[START OF Task data]
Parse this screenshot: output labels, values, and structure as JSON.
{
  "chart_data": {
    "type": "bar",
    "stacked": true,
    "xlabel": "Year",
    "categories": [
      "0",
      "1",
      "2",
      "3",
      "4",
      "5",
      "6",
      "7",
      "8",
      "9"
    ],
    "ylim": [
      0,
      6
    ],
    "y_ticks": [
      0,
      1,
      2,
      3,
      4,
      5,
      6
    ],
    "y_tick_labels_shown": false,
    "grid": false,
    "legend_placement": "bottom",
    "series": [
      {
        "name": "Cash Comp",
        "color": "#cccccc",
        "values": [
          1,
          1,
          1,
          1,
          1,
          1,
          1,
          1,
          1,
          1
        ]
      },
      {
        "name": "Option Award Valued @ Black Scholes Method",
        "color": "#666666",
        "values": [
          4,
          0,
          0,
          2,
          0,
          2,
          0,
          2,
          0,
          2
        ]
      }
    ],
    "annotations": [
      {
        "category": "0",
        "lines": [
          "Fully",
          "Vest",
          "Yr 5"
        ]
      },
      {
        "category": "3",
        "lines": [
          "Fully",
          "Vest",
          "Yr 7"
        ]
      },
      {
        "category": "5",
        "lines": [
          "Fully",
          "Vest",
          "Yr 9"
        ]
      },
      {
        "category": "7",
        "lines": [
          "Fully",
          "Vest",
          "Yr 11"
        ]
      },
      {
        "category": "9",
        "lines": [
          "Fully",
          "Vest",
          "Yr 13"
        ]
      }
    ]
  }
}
[END OF Task data]
Do this: Restate all of the entries above precisely.

Output for this task:
Parse this screenshot: output labels, values, and structure as JSON.
{
  "chart_data": {
    "type": "bar",
    "stacked": true,
    "xlabel": "Year",
    "categories": [
      "0",
      "1",
      "2",
      "3",
      "4",
      "5",
      "6",
      "7",
      "8",
      "9"
    ],
    "ylim": [
      0,
      6
    ],
    "y_ticks": [
      0,
      1,
      2,
      3,
      4,
      5,
      6
    ],
    "y_tick_labels_shown": false,
    "grid": false,
    "legend_placement": "bottom",
    "series": [
      {
        "name": "Cash Comp",
        "color": "#cccccc",
        "values": [
          1,
          1,
          1,
          1,
          1,
          1,
          1,
          1,
          1,
          1
        ]
      },
      {
        "name": "Option Award Valued @ Black Scholes Method",
        "color": "#666666",
        "values": [
          4,
          0,
          0,
          2,
          0,
          2,
          0,
          2,
          0,
          2
        ]
      }
    ],
    "annotations": [
      {
        "category": "0",
        "lines": [
          "Fully",
          "Vest",
          "Yr 5"
        ]
      },
      {
        "category": "3",
        "lines": [
          "Fully",
          "Vest",
          "Yr 7"
        ]
      },
      {
        "category": "5",
        "lines": [
          "Fully",
          "Vest",
          "Yr 9"
        ]
      },
      {
        "category": "7",
        "lines": [
          "Fully",
          "Vest",
          "Yr 11"
        ]
      },
      {
        "category": "9",
        "lines": [
          "Fully",
          "Vest",
          "Yr 13"
        ]
      }
    ]
  }
}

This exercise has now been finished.